__THE RECORDS__.

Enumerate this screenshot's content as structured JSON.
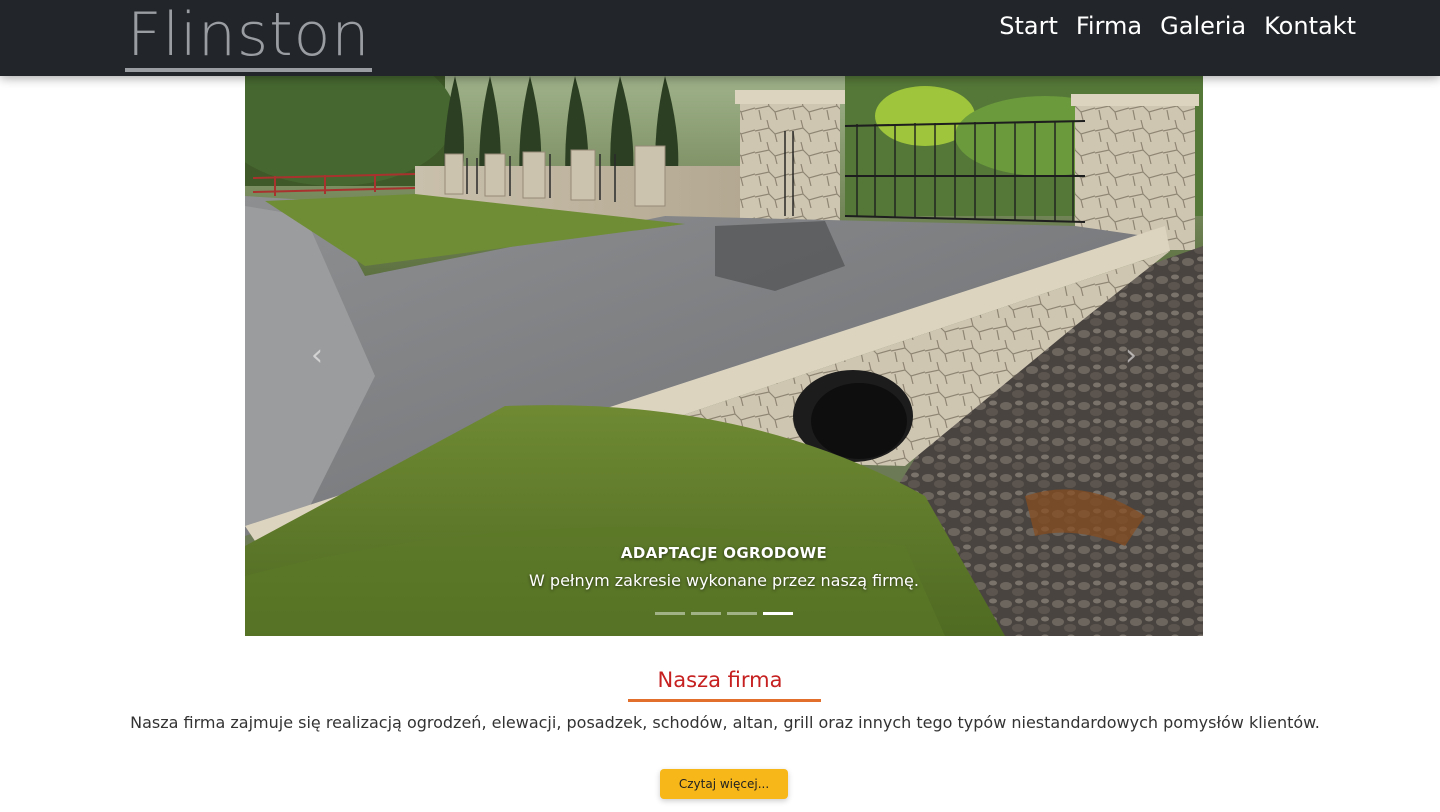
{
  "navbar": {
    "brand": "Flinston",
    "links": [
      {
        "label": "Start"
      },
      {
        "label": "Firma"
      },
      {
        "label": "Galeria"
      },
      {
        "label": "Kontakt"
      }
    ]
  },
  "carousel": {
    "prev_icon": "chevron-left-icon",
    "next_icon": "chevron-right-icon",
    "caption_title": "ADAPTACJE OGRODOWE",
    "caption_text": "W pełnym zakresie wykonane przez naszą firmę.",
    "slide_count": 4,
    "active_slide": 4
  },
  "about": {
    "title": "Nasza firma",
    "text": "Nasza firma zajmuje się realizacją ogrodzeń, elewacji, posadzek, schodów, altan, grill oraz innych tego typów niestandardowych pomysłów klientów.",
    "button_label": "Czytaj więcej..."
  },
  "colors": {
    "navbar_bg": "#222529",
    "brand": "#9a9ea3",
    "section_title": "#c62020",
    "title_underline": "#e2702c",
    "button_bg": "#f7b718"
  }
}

__OBJECTIVE__.
Transcribe all the lines above exactly, apart from the pictures.

__RESULT OF THIS EXERCISE__.
Enumerate this screenshot's content as structured JSON.
{
  "navbar": {
    "brand": "Flinston",
    "links": [
      {
        "label": "Start"
      },
      {
        "label": "Firma"
      },
      {
        "label": "Galeria"
      },
      {
        "label": "Kontakt"
      }
    ]
  },
  "carousel": {
    "prev_icon": "chevron-left-icon",
    "next_icon": "chevron-right-icon",
    "caption_title": "ADAPTACJE OGRODOWE",
    "caption_text": "W pełnym zakresie wykonane przez naszą firmę.",
    "slide_count": 4,
    "active_slide": 4
  },
  "about": {
    "title": "Nasza firma",
    "text": "Nasza firma zajmuje się realizacją ogrodzeń, elewacji, posadzek, schodów, altan, grill oraz innych tego typów niestandardowych pomysłów klientów.",
    "button_label": "Czytaj więcej..."
  },
  "colors": {
    "navbar_bg": "#222529",
    "brand": "#9a9ea3",
    "section_title": "#c62020",
    "title_underline": "#e2702c",
    "button_bg": "#f7b718"
  }
}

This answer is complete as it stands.